> Work to be completed: Look through the data below. Pick out the lines holding the string "text".
'''
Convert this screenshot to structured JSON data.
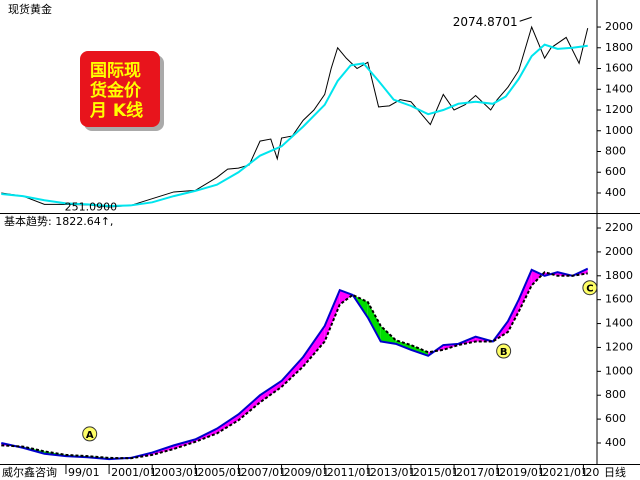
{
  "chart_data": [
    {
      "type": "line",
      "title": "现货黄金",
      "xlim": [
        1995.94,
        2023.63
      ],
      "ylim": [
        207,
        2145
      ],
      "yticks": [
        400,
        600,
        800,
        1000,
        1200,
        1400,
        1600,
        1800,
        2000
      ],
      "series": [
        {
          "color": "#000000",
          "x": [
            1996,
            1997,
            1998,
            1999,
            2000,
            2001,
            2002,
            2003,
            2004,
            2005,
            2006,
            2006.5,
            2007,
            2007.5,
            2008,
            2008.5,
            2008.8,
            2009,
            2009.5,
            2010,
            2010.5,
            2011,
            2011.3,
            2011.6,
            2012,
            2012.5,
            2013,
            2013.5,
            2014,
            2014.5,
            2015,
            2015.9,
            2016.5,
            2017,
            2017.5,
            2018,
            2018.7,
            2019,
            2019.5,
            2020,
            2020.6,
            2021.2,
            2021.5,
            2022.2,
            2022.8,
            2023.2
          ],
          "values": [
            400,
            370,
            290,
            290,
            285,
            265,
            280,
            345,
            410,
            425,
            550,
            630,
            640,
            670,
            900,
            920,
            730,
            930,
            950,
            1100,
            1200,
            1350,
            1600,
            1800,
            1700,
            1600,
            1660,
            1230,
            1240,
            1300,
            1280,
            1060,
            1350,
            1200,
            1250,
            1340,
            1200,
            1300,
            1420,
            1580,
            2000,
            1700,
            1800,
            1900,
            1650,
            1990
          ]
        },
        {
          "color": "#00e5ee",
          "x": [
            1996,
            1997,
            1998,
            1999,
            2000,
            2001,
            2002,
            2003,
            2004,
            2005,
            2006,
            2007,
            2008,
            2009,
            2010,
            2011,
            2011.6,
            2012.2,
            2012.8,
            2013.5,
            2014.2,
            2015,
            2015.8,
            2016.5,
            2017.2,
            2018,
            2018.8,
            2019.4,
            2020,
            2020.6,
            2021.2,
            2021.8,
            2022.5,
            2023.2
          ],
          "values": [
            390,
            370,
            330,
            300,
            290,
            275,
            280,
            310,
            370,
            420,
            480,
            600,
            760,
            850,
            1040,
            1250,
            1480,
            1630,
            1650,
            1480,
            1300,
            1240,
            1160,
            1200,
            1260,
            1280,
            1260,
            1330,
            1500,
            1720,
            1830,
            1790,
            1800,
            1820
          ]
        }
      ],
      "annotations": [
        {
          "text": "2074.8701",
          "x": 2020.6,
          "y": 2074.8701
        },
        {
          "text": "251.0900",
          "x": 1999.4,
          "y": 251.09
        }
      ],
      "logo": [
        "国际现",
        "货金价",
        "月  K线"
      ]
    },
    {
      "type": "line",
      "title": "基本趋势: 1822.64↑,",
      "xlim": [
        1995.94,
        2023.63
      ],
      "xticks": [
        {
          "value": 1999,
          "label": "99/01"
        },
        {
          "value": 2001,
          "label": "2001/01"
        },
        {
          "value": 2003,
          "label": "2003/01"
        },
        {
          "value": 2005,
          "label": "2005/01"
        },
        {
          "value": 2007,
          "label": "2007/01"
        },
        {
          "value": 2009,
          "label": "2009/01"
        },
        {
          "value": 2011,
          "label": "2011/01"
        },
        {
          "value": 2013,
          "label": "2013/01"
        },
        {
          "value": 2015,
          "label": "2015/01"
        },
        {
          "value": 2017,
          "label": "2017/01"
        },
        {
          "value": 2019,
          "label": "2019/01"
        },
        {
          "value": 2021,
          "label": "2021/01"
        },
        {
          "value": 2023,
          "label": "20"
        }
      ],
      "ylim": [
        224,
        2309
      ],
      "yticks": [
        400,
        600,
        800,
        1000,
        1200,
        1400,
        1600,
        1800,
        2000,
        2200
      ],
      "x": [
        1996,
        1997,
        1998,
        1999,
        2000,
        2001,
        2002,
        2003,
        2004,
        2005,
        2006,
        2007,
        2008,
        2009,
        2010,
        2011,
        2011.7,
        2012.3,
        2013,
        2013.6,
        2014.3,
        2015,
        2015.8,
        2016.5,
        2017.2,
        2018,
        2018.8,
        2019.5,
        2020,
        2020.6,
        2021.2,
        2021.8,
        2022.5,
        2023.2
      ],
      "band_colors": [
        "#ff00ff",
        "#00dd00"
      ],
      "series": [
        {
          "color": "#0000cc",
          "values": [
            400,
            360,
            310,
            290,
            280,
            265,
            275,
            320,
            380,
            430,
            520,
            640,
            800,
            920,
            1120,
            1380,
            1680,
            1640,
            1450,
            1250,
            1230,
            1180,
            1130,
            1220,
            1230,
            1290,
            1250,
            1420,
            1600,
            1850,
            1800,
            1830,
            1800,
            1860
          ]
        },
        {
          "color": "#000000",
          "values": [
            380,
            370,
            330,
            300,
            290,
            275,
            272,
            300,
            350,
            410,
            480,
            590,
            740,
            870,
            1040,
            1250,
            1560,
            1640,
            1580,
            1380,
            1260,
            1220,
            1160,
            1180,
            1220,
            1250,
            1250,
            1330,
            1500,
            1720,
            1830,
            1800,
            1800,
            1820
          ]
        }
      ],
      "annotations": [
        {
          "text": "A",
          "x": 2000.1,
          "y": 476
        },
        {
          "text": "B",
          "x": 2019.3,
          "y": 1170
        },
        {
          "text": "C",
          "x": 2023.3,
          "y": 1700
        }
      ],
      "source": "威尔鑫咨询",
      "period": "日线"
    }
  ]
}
'''
'''
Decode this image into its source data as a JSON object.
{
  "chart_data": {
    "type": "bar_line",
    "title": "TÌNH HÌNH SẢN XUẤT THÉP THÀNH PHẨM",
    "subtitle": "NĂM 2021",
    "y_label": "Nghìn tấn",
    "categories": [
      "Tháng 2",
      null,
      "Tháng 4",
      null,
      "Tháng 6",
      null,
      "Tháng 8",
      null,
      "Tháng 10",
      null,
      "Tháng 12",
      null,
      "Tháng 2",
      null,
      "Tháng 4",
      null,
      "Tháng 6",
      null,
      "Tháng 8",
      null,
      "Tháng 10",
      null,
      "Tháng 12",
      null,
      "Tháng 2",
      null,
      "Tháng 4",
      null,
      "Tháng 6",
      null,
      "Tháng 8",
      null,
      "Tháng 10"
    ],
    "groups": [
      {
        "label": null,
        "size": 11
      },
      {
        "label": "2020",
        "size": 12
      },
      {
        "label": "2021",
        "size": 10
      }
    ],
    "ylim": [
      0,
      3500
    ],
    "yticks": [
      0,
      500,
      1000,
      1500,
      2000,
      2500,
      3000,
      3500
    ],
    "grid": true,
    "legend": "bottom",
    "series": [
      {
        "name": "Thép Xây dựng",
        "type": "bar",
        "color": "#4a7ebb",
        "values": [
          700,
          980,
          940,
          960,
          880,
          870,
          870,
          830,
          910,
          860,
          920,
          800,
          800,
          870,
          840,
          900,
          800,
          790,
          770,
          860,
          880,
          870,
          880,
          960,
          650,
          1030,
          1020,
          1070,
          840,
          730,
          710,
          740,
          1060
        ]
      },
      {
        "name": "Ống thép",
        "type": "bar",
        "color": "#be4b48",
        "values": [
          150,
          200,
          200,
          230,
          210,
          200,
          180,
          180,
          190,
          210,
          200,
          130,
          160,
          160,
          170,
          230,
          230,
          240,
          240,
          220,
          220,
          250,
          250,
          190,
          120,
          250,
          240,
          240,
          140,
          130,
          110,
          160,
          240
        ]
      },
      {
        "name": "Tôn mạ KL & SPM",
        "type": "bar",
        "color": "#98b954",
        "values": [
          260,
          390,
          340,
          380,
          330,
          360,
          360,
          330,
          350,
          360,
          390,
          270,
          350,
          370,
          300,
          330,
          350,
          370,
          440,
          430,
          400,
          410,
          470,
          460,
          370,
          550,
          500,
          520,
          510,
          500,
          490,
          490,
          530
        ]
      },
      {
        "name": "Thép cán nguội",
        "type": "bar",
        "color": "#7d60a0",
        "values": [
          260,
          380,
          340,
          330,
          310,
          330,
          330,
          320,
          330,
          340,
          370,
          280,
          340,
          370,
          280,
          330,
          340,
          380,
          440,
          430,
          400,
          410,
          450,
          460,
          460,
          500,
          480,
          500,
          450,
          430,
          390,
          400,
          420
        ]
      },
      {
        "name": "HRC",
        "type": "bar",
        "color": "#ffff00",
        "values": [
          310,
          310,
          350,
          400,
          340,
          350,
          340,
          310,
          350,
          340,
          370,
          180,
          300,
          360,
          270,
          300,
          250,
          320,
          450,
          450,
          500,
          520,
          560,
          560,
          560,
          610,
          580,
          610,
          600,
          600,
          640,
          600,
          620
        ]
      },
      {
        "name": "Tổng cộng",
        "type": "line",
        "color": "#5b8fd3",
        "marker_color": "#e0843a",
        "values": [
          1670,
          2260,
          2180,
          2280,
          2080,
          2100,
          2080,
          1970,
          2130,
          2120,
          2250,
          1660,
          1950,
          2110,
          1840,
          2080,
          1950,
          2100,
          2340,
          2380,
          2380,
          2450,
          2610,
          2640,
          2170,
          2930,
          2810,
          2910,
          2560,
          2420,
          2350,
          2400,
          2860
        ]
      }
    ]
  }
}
'''
> Written response:
          "text": "2074.8701",
          "text": "251.0900",
          "text": "A",
          "text": "B",
          "text": "C",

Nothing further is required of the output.